EXERCISE » Collect all the lines that mention the word "профиля".

Dataset items »

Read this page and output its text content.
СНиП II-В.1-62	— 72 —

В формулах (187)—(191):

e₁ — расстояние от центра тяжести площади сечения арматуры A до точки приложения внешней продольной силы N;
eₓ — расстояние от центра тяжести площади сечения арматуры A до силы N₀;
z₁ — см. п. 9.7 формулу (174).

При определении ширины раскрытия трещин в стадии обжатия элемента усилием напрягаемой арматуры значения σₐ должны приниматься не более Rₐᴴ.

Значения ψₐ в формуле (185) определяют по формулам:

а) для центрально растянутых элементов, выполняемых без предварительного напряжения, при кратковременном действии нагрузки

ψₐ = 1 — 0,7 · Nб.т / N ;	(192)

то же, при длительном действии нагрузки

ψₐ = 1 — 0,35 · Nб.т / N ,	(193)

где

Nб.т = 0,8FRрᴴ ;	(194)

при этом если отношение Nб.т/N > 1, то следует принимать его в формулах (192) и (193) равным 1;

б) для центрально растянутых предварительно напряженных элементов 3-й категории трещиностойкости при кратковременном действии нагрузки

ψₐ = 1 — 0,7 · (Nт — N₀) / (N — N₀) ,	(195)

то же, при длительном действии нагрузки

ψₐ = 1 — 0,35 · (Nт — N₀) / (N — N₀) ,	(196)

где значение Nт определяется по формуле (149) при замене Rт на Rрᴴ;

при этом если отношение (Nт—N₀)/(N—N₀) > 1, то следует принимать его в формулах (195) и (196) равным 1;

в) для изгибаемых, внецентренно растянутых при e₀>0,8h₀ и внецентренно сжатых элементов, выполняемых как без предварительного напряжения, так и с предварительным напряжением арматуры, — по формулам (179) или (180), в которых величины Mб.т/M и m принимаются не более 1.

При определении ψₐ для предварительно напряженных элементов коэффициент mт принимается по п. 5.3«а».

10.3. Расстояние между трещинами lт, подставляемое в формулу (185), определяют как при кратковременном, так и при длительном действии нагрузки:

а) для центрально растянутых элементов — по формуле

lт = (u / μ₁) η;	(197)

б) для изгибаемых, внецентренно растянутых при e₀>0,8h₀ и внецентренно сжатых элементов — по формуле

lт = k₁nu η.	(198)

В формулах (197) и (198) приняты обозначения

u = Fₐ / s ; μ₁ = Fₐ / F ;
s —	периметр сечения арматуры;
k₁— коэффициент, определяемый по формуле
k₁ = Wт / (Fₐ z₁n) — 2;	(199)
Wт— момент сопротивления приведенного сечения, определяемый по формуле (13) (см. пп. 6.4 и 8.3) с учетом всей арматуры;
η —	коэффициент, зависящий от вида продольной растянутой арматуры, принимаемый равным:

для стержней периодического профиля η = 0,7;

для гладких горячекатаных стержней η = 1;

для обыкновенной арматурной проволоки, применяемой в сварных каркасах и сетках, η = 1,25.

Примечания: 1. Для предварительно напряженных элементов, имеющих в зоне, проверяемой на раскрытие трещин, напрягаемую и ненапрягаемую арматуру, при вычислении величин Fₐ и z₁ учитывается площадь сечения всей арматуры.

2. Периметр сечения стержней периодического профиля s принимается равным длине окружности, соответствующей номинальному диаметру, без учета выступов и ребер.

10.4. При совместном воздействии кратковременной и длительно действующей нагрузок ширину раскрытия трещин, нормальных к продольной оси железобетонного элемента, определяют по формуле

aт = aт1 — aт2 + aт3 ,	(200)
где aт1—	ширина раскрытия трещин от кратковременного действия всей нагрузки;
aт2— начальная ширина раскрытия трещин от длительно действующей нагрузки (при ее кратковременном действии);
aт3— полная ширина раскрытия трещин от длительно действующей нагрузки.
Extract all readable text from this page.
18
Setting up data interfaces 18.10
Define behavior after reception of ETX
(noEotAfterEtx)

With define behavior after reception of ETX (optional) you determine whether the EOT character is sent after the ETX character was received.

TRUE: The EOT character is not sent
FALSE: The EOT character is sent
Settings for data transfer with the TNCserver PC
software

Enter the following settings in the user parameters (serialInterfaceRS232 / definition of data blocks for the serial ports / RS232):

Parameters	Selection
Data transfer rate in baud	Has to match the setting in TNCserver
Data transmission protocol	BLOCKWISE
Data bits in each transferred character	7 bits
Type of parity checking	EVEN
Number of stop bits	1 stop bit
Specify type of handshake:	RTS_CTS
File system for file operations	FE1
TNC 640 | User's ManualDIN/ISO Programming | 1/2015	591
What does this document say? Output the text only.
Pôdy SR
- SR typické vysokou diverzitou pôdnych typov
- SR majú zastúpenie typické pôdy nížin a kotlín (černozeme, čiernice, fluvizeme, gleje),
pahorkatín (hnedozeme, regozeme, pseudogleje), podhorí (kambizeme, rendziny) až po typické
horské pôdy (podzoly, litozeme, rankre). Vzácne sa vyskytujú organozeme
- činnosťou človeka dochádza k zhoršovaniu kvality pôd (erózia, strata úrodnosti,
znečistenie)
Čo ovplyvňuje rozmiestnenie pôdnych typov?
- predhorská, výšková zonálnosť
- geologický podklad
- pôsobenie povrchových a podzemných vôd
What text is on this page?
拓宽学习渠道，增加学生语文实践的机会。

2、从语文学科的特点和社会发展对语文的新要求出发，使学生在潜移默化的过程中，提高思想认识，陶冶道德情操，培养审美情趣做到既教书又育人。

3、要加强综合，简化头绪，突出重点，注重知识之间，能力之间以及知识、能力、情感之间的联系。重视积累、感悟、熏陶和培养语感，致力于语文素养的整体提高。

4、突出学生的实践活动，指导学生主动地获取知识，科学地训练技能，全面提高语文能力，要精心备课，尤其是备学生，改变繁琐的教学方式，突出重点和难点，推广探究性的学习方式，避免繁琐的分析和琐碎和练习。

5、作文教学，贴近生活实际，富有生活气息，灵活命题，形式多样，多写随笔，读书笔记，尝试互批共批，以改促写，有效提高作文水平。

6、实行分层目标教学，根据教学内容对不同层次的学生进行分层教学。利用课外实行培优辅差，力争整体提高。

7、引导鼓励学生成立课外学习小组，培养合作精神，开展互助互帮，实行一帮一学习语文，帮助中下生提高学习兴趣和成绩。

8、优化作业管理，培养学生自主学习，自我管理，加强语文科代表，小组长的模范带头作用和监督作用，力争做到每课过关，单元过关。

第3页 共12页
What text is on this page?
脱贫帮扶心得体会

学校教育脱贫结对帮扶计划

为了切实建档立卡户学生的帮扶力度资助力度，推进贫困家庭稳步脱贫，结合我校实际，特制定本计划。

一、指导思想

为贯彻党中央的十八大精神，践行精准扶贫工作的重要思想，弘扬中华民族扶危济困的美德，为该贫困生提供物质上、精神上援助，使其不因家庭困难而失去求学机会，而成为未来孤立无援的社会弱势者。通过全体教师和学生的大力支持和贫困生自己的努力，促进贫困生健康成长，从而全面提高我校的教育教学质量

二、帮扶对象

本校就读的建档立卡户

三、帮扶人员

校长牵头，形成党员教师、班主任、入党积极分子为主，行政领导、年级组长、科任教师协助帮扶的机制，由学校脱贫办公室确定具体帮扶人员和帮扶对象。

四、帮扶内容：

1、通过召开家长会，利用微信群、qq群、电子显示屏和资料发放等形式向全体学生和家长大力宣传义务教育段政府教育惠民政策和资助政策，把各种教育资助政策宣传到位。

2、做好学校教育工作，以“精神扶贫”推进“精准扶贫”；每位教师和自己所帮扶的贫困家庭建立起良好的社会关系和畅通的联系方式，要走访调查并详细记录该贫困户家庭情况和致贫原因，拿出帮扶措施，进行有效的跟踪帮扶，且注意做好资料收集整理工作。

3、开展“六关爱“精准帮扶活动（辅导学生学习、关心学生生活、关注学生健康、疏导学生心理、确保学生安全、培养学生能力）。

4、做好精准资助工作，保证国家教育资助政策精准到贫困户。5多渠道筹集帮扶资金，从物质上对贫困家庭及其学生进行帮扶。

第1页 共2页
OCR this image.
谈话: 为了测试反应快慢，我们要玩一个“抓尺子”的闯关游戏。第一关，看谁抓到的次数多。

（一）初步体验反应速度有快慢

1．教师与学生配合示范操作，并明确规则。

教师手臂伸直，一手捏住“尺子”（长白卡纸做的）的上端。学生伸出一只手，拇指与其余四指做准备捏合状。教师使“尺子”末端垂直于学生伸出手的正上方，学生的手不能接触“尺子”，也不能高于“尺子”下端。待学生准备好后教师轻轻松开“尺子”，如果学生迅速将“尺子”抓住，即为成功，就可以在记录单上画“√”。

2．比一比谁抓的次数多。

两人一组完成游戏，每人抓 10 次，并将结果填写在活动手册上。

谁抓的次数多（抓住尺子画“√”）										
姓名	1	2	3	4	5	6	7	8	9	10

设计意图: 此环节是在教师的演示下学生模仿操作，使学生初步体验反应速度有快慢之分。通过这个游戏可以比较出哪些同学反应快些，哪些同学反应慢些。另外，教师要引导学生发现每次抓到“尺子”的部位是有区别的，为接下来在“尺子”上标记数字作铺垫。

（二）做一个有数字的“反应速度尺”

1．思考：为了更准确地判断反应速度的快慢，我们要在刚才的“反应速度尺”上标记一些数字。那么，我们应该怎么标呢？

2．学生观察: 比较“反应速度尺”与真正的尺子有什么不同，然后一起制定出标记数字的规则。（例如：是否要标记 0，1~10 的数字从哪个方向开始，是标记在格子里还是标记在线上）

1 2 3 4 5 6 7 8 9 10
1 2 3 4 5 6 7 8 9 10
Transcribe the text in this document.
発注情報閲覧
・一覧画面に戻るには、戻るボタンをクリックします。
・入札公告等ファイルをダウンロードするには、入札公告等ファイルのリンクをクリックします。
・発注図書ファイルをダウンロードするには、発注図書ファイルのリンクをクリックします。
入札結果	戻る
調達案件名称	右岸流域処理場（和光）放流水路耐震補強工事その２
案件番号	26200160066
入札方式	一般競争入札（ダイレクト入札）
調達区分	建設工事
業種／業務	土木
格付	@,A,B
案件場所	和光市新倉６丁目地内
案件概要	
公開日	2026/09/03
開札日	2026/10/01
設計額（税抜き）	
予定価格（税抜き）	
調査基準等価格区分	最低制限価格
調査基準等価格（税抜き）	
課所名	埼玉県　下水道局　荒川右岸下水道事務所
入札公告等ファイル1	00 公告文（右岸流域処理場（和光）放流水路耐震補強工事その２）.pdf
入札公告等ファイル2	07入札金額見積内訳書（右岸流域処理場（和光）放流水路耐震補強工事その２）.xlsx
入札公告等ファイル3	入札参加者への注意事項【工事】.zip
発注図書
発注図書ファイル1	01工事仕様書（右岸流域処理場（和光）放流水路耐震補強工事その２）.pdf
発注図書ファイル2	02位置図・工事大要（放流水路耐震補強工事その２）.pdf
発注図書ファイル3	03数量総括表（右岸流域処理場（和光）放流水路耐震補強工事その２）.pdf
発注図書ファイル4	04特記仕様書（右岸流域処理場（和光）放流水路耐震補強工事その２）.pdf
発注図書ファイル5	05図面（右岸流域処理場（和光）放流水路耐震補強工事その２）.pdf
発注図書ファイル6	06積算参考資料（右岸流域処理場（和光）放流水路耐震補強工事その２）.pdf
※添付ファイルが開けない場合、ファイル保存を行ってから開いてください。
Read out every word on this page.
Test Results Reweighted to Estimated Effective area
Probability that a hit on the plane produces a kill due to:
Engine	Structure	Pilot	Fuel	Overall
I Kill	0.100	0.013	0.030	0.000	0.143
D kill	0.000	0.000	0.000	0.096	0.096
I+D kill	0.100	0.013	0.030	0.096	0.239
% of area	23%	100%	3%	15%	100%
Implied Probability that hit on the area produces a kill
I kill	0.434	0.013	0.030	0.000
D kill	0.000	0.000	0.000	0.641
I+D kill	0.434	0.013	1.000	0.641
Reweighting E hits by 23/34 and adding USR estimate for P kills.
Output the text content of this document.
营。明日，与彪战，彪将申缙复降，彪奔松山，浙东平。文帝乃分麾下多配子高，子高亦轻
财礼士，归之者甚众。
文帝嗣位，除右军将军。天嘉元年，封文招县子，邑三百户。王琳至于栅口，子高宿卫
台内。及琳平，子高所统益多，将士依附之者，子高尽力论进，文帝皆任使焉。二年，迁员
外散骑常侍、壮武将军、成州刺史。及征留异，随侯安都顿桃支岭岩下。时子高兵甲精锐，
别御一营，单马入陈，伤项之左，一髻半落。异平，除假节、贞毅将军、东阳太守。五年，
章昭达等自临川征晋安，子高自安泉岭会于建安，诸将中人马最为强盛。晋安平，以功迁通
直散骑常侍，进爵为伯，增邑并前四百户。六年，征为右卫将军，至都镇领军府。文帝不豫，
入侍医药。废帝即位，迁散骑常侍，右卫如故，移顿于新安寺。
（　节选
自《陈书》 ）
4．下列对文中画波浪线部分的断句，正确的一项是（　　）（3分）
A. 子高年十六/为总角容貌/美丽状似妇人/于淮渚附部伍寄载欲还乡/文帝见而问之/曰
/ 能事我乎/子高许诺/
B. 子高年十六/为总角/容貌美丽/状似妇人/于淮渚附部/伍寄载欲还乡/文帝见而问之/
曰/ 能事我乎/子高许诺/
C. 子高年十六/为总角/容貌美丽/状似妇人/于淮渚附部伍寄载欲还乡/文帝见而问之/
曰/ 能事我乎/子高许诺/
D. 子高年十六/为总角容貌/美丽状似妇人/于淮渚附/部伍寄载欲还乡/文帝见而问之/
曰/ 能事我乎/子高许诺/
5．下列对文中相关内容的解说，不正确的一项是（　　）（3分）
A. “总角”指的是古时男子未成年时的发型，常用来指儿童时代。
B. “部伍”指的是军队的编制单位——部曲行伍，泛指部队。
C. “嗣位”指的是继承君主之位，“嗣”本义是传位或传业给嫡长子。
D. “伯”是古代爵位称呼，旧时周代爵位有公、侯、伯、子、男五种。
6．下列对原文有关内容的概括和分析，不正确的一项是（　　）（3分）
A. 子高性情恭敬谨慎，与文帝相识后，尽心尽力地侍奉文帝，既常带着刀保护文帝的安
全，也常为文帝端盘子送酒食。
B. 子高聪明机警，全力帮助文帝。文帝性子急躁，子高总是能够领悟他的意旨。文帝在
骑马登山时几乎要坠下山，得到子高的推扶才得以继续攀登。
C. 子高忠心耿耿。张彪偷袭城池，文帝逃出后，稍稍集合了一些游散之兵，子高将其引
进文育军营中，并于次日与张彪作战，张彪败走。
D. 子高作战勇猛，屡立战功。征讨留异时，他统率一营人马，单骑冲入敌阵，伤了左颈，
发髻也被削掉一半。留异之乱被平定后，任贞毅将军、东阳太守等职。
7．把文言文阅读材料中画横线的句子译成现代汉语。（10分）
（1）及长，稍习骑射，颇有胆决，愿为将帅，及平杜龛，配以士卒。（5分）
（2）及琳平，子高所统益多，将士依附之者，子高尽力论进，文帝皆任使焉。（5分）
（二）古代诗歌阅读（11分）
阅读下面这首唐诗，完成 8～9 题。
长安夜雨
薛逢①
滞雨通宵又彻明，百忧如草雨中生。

CORRECT OUTPUT »
для стержней периодического профиля η = 0,7;
2. Периметр сечения стержней периодического профиля s принимается равным длине окружности, соответствующей номинальному диаметру, без учета выступов и ребер.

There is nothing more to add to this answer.